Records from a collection
· · · ·
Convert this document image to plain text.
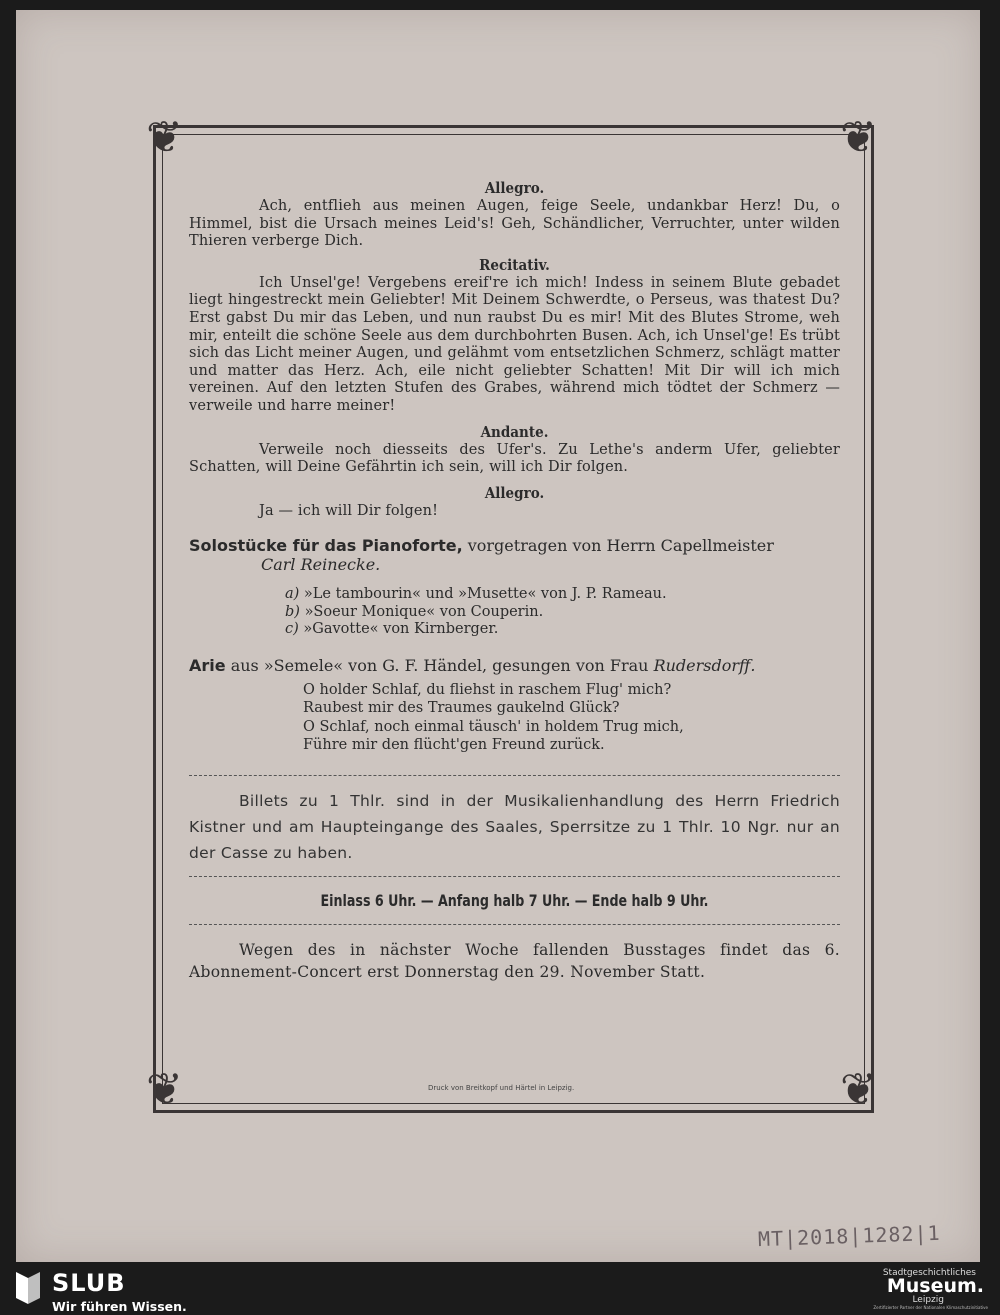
❦	❦
❦	❦
Allegro.

Ach, entflieh aus meinen Augen, feige Seele, undankbar Herz! Du, o Himmel, bist die Ursach meines Leid's! Geh, Schändlicher, Verruchter, unter wilden Thieren verberge Dich.

Recitativ.

Ich Unsel'ge! Vergebens ereif're ich mich! Indess in seinem Blute gebadet liegt hingestreckt mein Geliebter! Mit Deinem Schwerdte, o Perseus, was thatest Du? Erst gabst Du mir das Leben, und nun raubst Du es mir! Mit des Blutes Strome, weh mir, enteilt die schöne Seele aus dem durchbohrten Busen. Ach, ich Unsel'ge! Es trübt sich das Licht meiner Augen, und gelähmt vom entsetzlichen Schmerz, schlägt matter und matter das Herz. Ach, eile nicht geliebter Schatten! Mit Dir will ich mich vereinen. Auf den letzten Stufen des Grabes, während mich tödtet der Schmerz — verweile und harre meiner!

Andante.

Verweile noch diesseits des Ufer's. Zu Lethe's anderm Ufer, geliebter Schatten, will Deine Gefährtin ich sein, will ich Dir folgen.

Allegro.

Ja — ich will Dir folgen!

Solostücke für das Pianoforte, vorgetragen von Herrn Capellmeister

Carl Reinecke.

a) »Le tambourin« und »Musette« von J. P. Rameau.
b) »Soeur Monique« von Couperin.
c) »Gavotte« von Kirnberger.

Arie aus »Semele« von G. F. Händel, gesungen von Frau Rudersdorff.

O holder Schlaf, du fliehst in raschem Flug' mich?
Raubest mir des Traumes gaukelnd Glück?
O Schlaf, noch einmal täusch' in holdem Trug mich,
Führe mir den flücht'gen Freund zurück.

Billets zu 1 Thlr. sind in der Musikalienhandlung des Herrn Friedrich Kistner und am Haupteingange des Saales, Sperrsitze zu 1 Thlr. 10 Ngr. nur an der Casse zu haben.

Einlass 6 Uhr. — Anfang halb 7 Uhr. — Ende halb 9 Uhr.

Wegen des in nächster Woche fallenden Busstages findet das 6. Abonnement-Concert erst Donnerstag den 29. November Statt.

Druck von Breitkopf und Härtel in Leipzig.
MT|2018|1282|1
SLUB
Wir führen Wissen.
Stadtgeschichtliches
Museum.
Leipzig
Zertifizierter Partner der Nationalen Klimaschutzinitiative
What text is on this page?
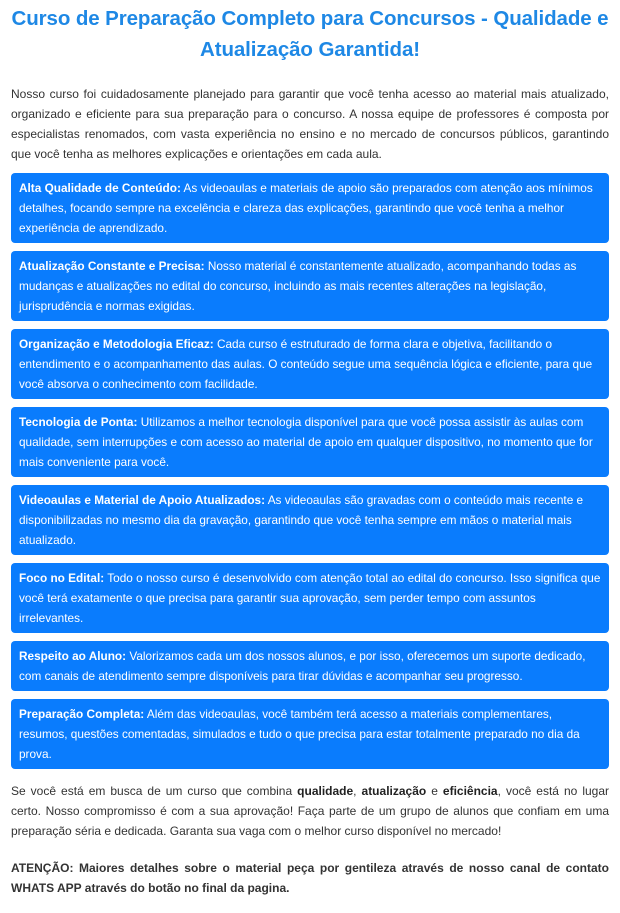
Curso de Preparação Completo para Concursos - Qualidade e Atualização Garantida!

Nosso curso foi cuidadosamente planejado para garantir que você tenha acesso ao material mais atualizado, organizado e eficiente para sua preparação para o concurso. A nossa equipe de professores é composta por especialistas renomados, com vasta experiência no ensino e no mercado de concursos públicos, garantindo que você tenha as melhores explicações e orientações em cada aula.

Alta Qualidade de Conteúdo: As videoaulas e materiais de apoio são preparados com atenção aos mínimos detalhes, focando sempre na excelência e clareza das explicações, garantindo que você tenha a melhor experiência de aprendizado.
Atualização Constante e Precisa: Nosso material é constantemente atualizado, acompanhando todas as mudanças e atualizações no edital do concurso, incluindo as mais recentes alterações na legislação, jurisprudência e normas exigidas.
Organização e Metodologia Eficaz: Cada curso é estruturado de forma clara e objetiva, facilitando o entendimento e o acompanhamento das aulas. O conteúdo segue uma sequência lógica e eficiente, para que você absorva o conhecimento com facilidade.
Tecnologia de Ponta: Utilizamos a melhor tecnologia disponível para que você possa assistir às aulas com qualidade, sem interrupções e com acesso ao material de apoio em qualquer dispositivo, no momento que for mais conveniente para você.
Videoaulas e Material de Apoio Atualizados: As videoaulas são gravadas com o conteúdo mais recente e disponibilizadas no mesmo dia da gravação, garantindo que você tenha sempre em mãos o material mais atualizado.
Foco no Edital: Todo o nosso curso é desenvolvido com atenção total ao edital do concurso. Isso significa que você terá exatamente o que precisa para garantir sua aprovação, sem perder tempo com assuntos irrelevantes.
Respeito ao Aluno: Valorizamos cada um dos nossos alunos, e por isso, oferecemos um suporte dedicado, com canais de atendimento sempre disponíveis para tirar dúvidas e acompanhar seu progresso.
Preparação Completa: Além das videoaulas, você também terá acesso a materiais complementares, resumos, questões comentadas, simulados e tudo o que precisa para estar totalmente preparado no dia da prova.

Se você está em busca de um curso que combina qualidade, atualização e eficiência, você está no lugar certo. Nosso compromisso é com a sua aprovação! Faça parte de um grupo de alunos que confiam em uma preparação séria e dedicada. Garanta sua vaga com o melhor curso disponível no mercado!

ATENÇÃO: Maiores detalhes sobre o material peça por gentileza através de nosso canal de contato WHATS APP através do botão no final da pagina.
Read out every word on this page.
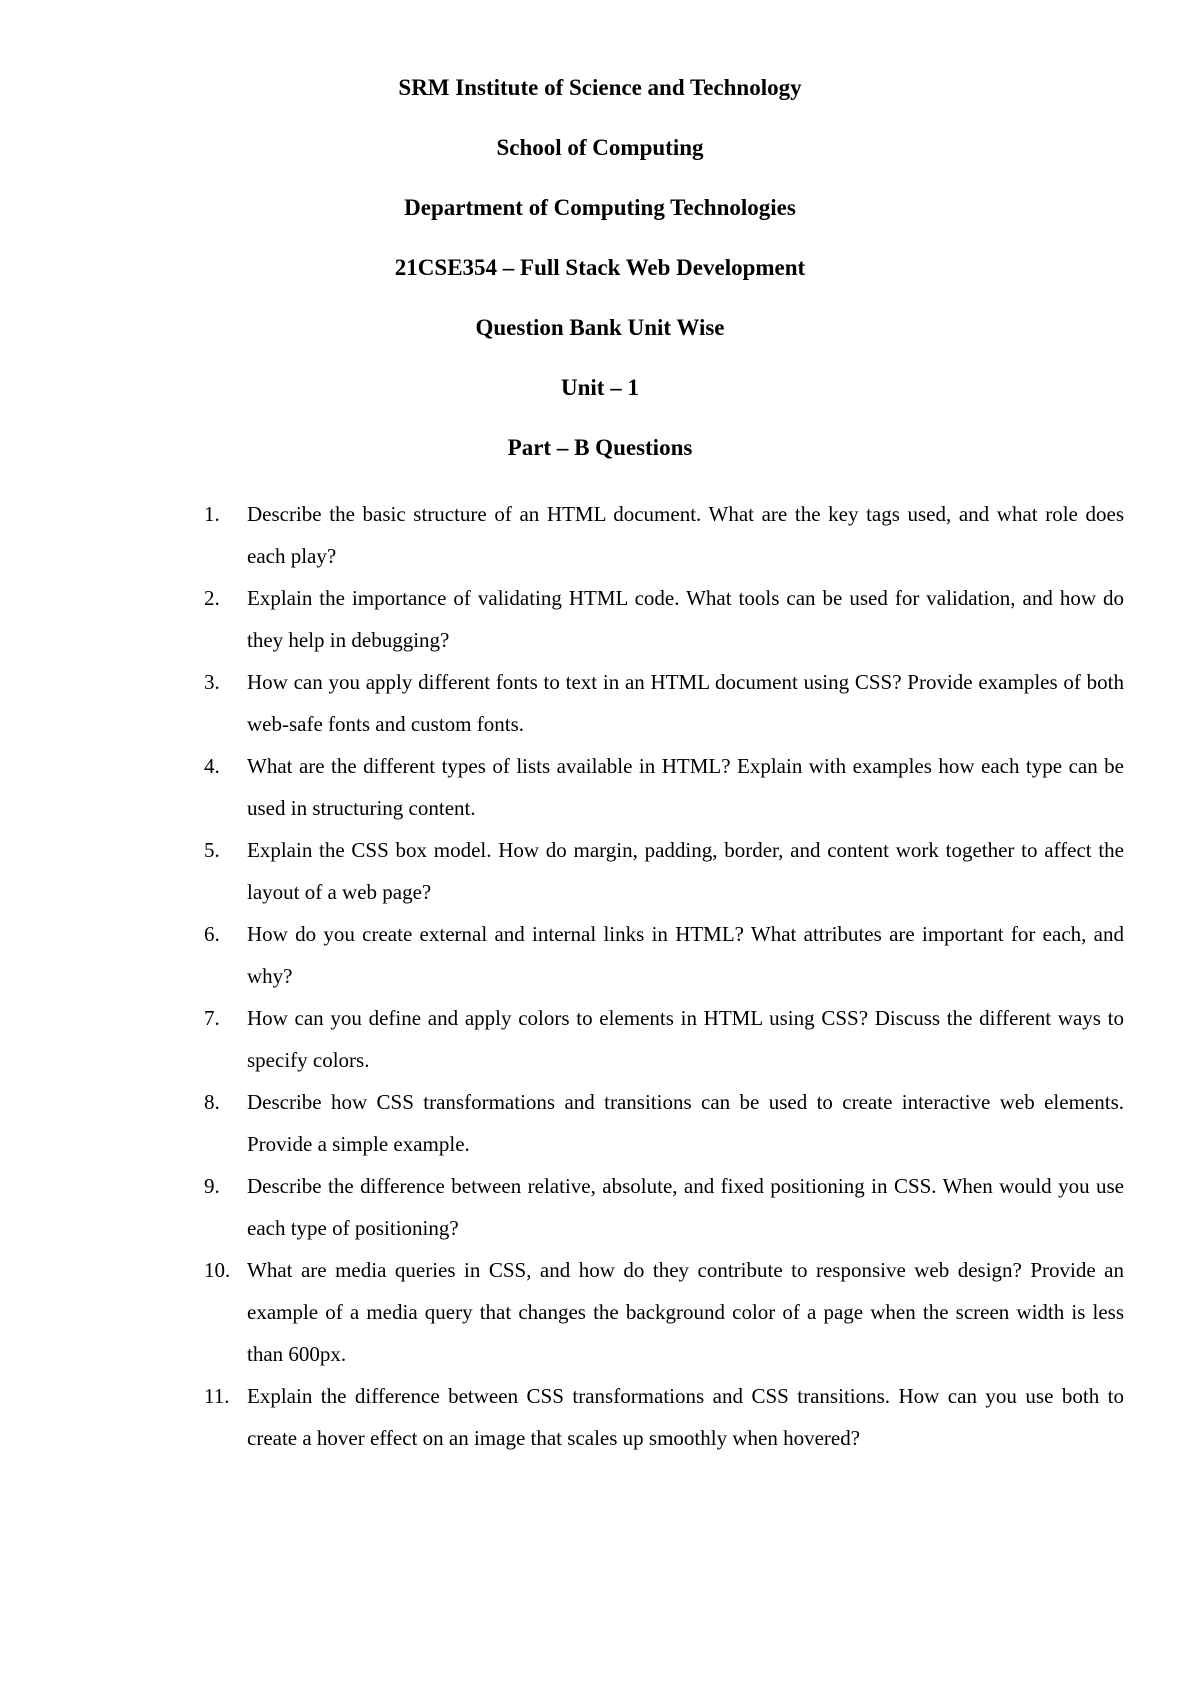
SRM Institute of Science and Technology
School of Computing
Department of Computing Technologies
21CSE354 – Full Stack Web Development
Question Bank Unit Wise
Unit – 1
Part – B Questions
1. Describe the basic structure of an HTML document. What are the key tags used, and what role does each play?
2. Explain the importance of validating HTML code. What tools can be used for validation, and how do they help in debugging?
3. How can you apply different fonts to text in an HTML document using CSS? Provide examples of both web-safe fonts and custom fonts.
4. What are the different types of lists available in HTML? Explain with examples how each type can be used in structuring content.
5. Explain the CSS box model. How do margin, padding, border, and content work together to affect the layout of a web page?
6. How do you create external and internal links in HTML? What attributes are important for each, and why?
7. How can you define and apply colors to elements in HTML using CSS? Discuss the different ways to specify colors.
8. Describe how CSS transformations and transitions can be used to create interactive web elements. Provide a simple example.
9. Describe the difference between relative, absolute, and fixed positioning in CSS. When would you use each type of positioning?
10. What are media queries in CSS, and how do they contribute to responsive web design? Provide an example of a media query that changes the background color of a page when the screen width is less than 600px.
11. Explain the difference between CSS transformations and CSS transitions. How can you use both to create a hover effect on an image that scales up smoothly when hovered?
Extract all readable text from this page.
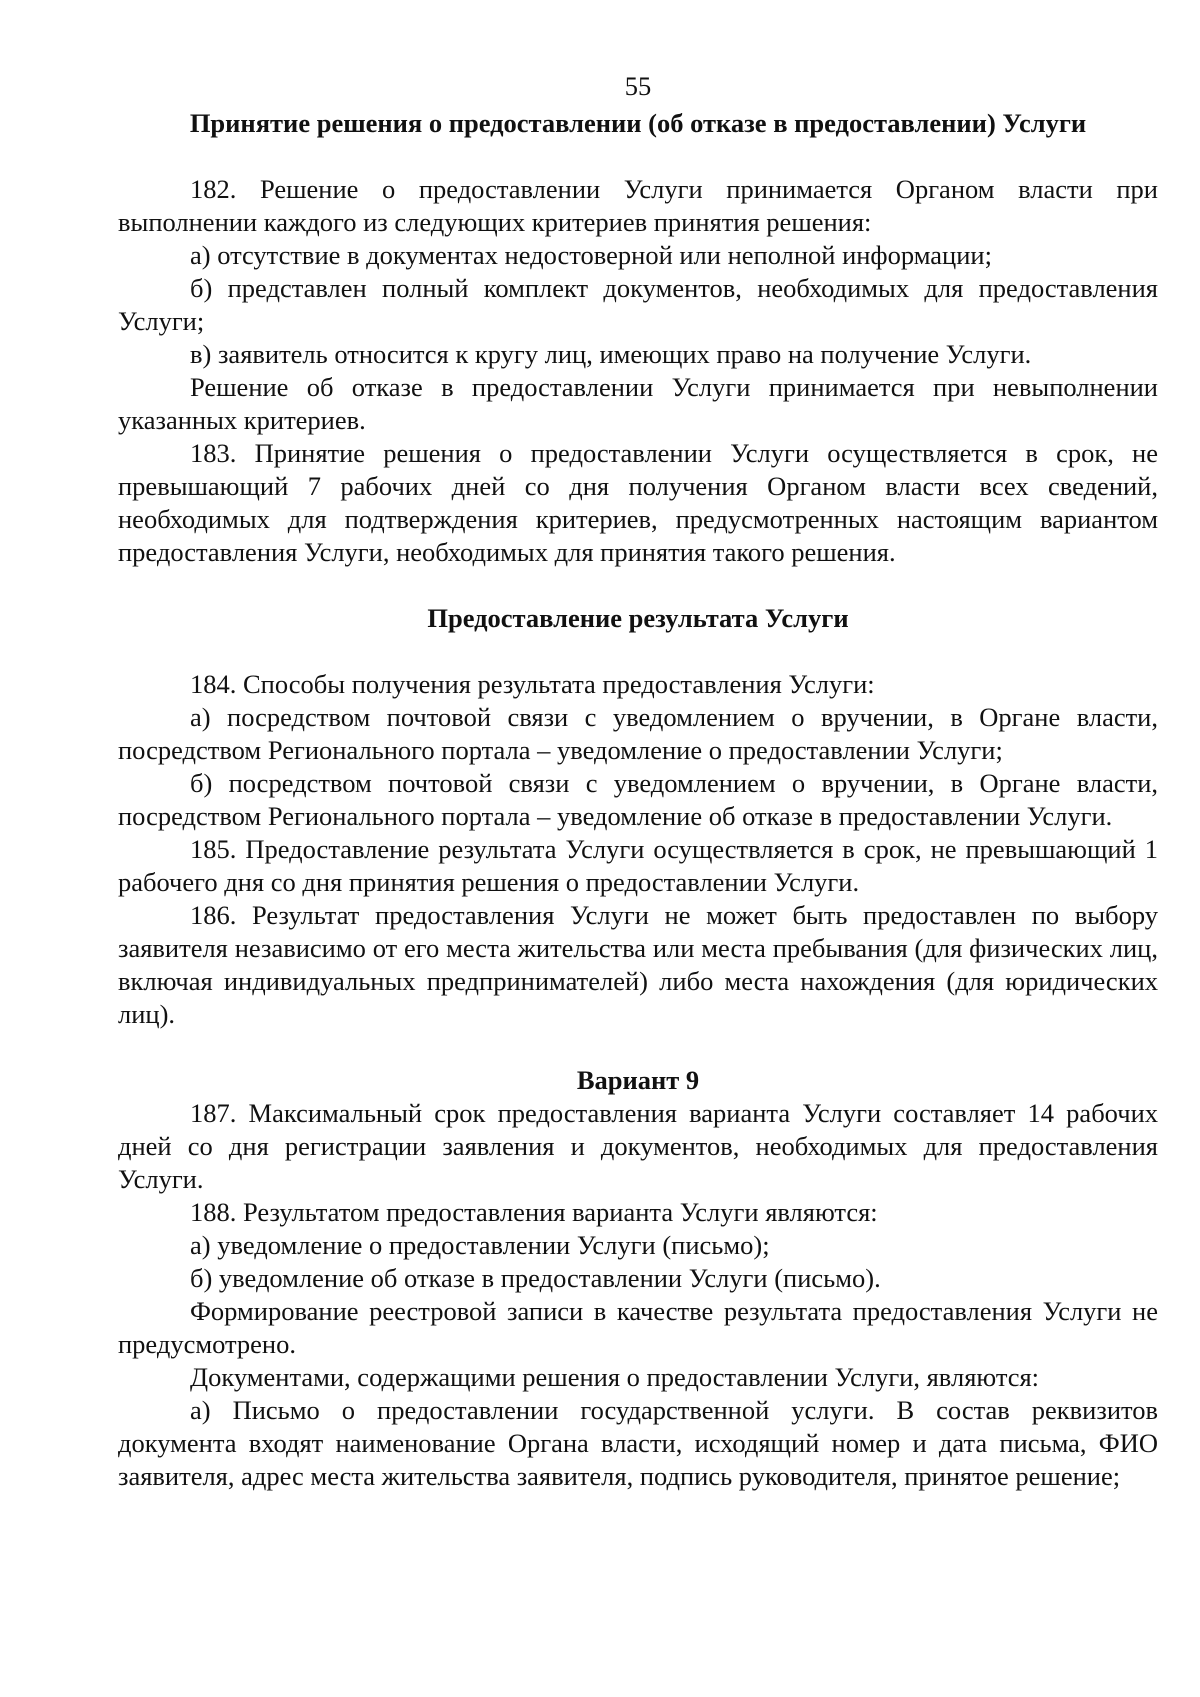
55
Принятие решения о предоставлении (об отказе в предоставлении) Услуги

182. Решение о предоставлении Услуги принимается Органом власти при выполнении каждого из следующих критериев принятия решения:

а) отсутствие в документах недостоверной или неполной информации;

б) представлен полный комплект документов, необходимых для предоставления Услуги;

в) заявитель относится к кругу лиц, имеющих право на получение Услуги.

Решение об отказе в предоставлении Услуги принимается при невыполнении указанных критериев.

183. Принятие решения о предоставлении Услуги осуществляется в срок, не превышающий 7 рабочих дней со дня получения Органом власти всех сведений, необходимых для подтверждения критериев, предусмотренных настоящим вариантом предоставления Услуги, необходимых для принятия такого решения.

Предоставление результата Услуги

184. Способы получения результата предоставления Услуги:

а) посредством почтовой связи с уведомлением о вручении, в Органе власти, посредством Регионального портала – уведомление о предоставлении Услуги;

б) посредством почтовой связи с уведомлением о вручении, в Органе власти, посредством Регионального портала – уведомление об отказе в предоставлении Услуги.

185. Предоставление результата Услуги осуществляется в срок, не превышающий 1 рабочего дня со дня принятия решения о предоставлении Услуги.

186. Результат предоставления Услуги не может быть предоставлен по выбору заявителя независимо от его места жительства или места пребывания (для физических лиц, включая индивидуальных предпринимателей) либо места нахождения (для юридических лиц).

Вариант 9

187. Максимальный срок предоставления варианта Услуги составляет 14 рабочих дней со дня регистрации заявления и документов, необходимых для предоставления Услуги.

188. Результатом предоставления варианта Услуги являются:

а) уведомление о предоставлении Услуги (письмо);

б) уведомление об отказе в предоставлении Услуги (письмо).

Формирование реестровой записи в качестве результата предоставления Услуги не предусмотрено.

Документами, содержащими решения о предоставлении Услуги, являются:

а) Письмо о предоставлении государственной услуги. В состав реквизитов документа входят наименование Органа власти, исходящий номер и дата письма, ФИО заявителя, адрес места жительства заявителя, подпись руководителя, принятое решение;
· · · ·
Read through the entries and copy each line in which "срок" appears.

Result below:
183. Принятие решения о предоставлении Услуги осуществляется в срок, не превышающий 7 рабочих дней со дня получения Органом власти всех сведений, необходимых для подтверждения критериев, предусмотренных настоящим вариантом предоставления Услуги, необходимых для принятия такого решения.
185. Предоставление результата Услуги осуществляется в срок, не превышающий 1 рабочего дня со дня принятия решения о предоставлении Услуги.
187. Максимальный срок предоставления варианта Услуги составляет 14 рабочих дней со дня регистрации заявления и документов, необходимых для предоставления Услуги.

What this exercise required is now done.